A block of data
------------------------------------------------
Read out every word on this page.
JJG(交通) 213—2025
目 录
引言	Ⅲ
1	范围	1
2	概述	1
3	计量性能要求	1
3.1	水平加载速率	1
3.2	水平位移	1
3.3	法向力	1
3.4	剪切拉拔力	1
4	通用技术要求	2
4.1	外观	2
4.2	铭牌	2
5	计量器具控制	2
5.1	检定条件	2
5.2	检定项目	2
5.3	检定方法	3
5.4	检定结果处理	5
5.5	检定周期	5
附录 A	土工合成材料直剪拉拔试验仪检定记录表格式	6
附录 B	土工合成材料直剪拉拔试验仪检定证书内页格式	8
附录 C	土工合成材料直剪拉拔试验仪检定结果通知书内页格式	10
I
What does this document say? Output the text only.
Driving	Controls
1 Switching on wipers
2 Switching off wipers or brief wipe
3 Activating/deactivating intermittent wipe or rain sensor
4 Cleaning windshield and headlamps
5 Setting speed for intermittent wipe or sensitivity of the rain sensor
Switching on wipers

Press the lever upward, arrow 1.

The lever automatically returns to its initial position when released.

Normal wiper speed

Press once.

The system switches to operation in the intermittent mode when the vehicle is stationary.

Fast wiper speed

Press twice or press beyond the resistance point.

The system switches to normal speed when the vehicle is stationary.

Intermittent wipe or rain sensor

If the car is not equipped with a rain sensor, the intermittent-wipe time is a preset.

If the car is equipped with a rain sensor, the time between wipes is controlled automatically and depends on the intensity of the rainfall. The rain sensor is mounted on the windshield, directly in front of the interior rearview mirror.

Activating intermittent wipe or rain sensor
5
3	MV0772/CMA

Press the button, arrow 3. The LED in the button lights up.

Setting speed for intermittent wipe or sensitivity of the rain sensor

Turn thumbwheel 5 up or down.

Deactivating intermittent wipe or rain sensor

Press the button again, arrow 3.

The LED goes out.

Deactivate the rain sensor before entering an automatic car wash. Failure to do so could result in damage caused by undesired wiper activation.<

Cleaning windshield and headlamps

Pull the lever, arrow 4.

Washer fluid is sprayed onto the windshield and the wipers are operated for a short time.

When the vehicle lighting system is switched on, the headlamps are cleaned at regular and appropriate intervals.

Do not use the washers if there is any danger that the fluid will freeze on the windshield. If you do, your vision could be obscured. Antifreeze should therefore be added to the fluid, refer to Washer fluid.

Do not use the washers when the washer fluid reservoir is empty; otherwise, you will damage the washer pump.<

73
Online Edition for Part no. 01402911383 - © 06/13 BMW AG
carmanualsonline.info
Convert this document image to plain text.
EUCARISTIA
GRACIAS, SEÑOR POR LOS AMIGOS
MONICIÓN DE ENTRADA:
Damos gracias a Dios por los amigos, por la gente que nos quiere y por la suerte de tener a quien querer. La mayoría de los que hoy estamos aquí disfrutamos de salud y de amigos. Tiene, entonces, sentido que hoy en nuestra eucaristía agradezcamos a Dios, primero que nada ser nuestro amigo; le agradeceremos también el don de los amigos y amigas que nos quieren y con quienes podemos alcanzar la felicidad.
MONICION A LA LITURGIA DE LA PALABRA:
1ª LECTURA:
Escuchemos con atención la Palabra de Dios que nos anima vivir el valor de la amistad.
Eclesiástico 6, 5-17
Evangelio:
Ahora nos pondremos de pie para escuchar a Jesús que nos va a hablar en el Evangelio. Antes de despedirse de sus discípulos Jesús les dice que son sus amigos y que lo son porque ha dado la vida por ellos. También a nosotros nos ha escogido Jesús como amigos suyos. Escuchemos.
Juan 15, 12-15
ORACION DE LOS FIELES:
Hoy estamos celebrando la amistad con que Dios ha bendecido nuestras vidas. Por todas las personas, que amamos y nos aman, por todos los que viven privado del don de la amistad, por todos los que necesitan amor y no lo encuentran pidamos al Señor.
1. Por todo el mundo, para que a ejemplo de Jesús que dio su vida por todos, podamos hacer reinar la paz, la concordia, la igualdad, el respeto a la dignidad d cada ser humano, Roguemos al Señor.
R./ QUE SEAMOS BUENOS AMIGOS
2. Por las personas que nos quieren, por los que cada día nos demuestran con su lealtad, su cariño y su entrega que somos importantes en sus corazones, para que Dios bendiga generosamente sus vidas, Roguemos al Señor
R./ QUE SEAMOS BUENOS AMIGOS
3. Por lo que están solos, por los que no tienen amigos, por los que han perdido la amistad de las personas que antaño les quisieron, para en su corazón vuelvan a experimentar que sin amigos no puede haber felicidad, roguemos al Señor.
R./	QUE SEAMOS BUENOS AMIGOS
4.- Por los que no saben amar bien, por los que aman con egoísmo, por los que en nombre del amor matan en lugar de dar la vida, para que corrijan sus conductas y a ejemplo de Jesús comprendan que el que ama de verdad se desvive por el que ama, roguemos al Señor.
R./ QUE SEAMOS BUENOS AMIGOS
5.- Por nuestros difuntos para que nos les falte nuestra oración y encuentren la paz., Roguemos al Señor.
------------------------------------------------
■ **TASK PROMPT**
Restate every line of the data word for word.

■ **RESULT OF THE TASK**
Read out every word on this page.
JJG(交通) 213—2025
目 录
引言	Ⅲ
1	范围	1
2	概述	1
3	计量性能要求	1
3.1	水平加载速率	1
3.2	水平位移	1
3.3	法向力	1
3.4	剪切拉拔力	1
4	通用技术要求	2
4.1	外观	2
4.2	铭牌	2
5	计量器具控制	2
5.1	检定条件	2
5.2	检定项目	2
5.3	检定方法	3
5.4	检定结果处理	5
5.5	检定周期	5
附录 A	土工合成材料直剪拉拔试验仪检定记录表格式	6
附录 B	土工合成材料直剪拉拔试验仪检定证书内页格式	8
附录 C	土工合成材料直剪拉拔试验仪检定结果通知书内页格式	10
I
What does this document say? Output the text only.
Driving	Controls
1 Switching on wipers
2 Switching off wipers or brief wipe
3 Activating/deactivating intermittent wipe or rain sensor
4 Cleaning windshield and headlamps
5 Setting speed for intermittent wipe or sensitivity of the rain sensor
Switching on wipers

Press the lever upward, arrow 1.

The lever automatically returns to its initial position when released.

Normal wiper speed

Press once.

The system switches to operation in the intermittent mode when the vehicle is stationary.

Fast wiper speed

Press twice or press beyond the resistance point.

The system switches to normal speed when the vehicle is stationary.

Intermittent wipe or rain sensor

If the car is not equipped with a rain sensor, the intermittent-wipe time is a preset.

If the car is equipped with a rain sensor, the time between wipes is controlled automatically and depends on the intensity of the rainfall. The rain sensor is mounted on the windshield, directly in front of the interior rearview mirror.

Activating intermittent wipe or rain sensor
5
3	MV0772/CMA

Press the button, arrow 3. The LED in the button lights up.

Setting speed for intermittent wipe or sensitivity of the rain sensor

Turn thumbwheel 5 up or down.

Deactivating intermittent wipe or rain sensor

Press the button again, arrow 3.

The LED goes out.

Deactivate the rain sensor before entering an automatic car wash. Failure to do so could result in damage caused by undesired wiper activation.<

Cleaning windshield and headlamps

Pull the lever, arrow 4.

Washer fluid is sprayed onto the windshield and the wipers are operated for a short time.

When the vehicle lighting system is switched on, the headlamps are cleaned at regular and appropriate intervals.

Do not use the washers if there is any danger that the fluid will freeze on the windshield. If you do, your vision could be obscured. Antifreeze should therefore be added to the fluid, refer to Washer fluid.

Do not use the washers when the washer fluid reservoir is empty; otherwise, you will damage the washer pump.<

73
Online Edition for Part no. 01402911383 - © 06/13 BMW AG
carmanualsonline.info
Convert this document image to plain text.
EUCARISTIA
GRACIAS, SEÑOR POR LOS AMIGOS
MONICIÓN DE ENTRADA:
Damos gracias a Dios por los amigos, por la gente que nos quiere y por la suerte de tener a quien querer. La mayoría de los que hoy estamos aquí disfrutamos de salud y de amigos. Tiene, entonces, sentido que hoy en nuestra eucaristía agradezcamos a Dios, primero que nada ser nuestro amigo; le agradeceremos también el don de los amigos y amigas que nos quieren y con quienes podemos alcanzar la felicidad.
MONICION A LA LITURGIA DE LA PALABRA:
1ª LECTURA:
Escuchemos con atención la Palabra de Dios que nos anima vivir el valor de la amistad.
Eclesiástico 6, 5-17
Evangelio:
Ahora nos pondremos de pie para escuchar a Jesús que nos va a hablar en el Evangelio. Antes de despedirse de sus discípulos Jesús les dice que son sus amigos y que lo son porque ha dado la vida por ellos. También a nosotros nos ha escogido Jesús como amigos suyos. Escuchemos.
Juan 15, 12-15
ORACION DE LOS FIELES:
Hoy estamos celebrando la amistad con que Dios ha bendecido nuestras vidas. Por todas las personas, que amamos y nos aman, por todos los que viven privado del don de la amistad, por todos los que necesitan amor y no lo encuentran pidamos al Señor.
1. Por todo el mundo, para que a ejemplo de Jesús que dio su vida por todos, podamos hacer reinar la paz, la concordia, la igualdad, el respeto a la dignidad d cada ser humano, Roguemos al Señor.
R./ QUE SEAMOS BUENOS AMIGOS
2. Por las personas que nos quieren, por los que cada día nos demuestran con su lealtad, su cariño y su entrega que somos importantes en sus corazones, para que Dios bendiga generosamente sus vidas, Roguemos al Señor
R./ QUE SEAMOS BUENOS AMIGOS
3. Por lo que están solos, por los que no tienen amigos, por los que han perdido la amistad de las personas que antaño les quisieron, para en su corazón vuelvan a experimentar que sin amigos no puede haber felicidad, roguemos al Señor.
R./	QUE SEAMOS BUENOS AMIGOS
4.- Por los que no saben amar bien, por los que aman con egoísmo, por los que en nombre del amor matan en lugar de dar la vida, para que corrijan sus conductas y a ejemplo de Jesús comprendan que el que ama de verdad se desvive por el que ama, roguemos al Señor.
R./ QUE SEAMOS BUENOS AMIGOS
5.- Por nuestros difuntos para que nos les falte nuestra oración y encuentren la paz., Roguemos al Señor.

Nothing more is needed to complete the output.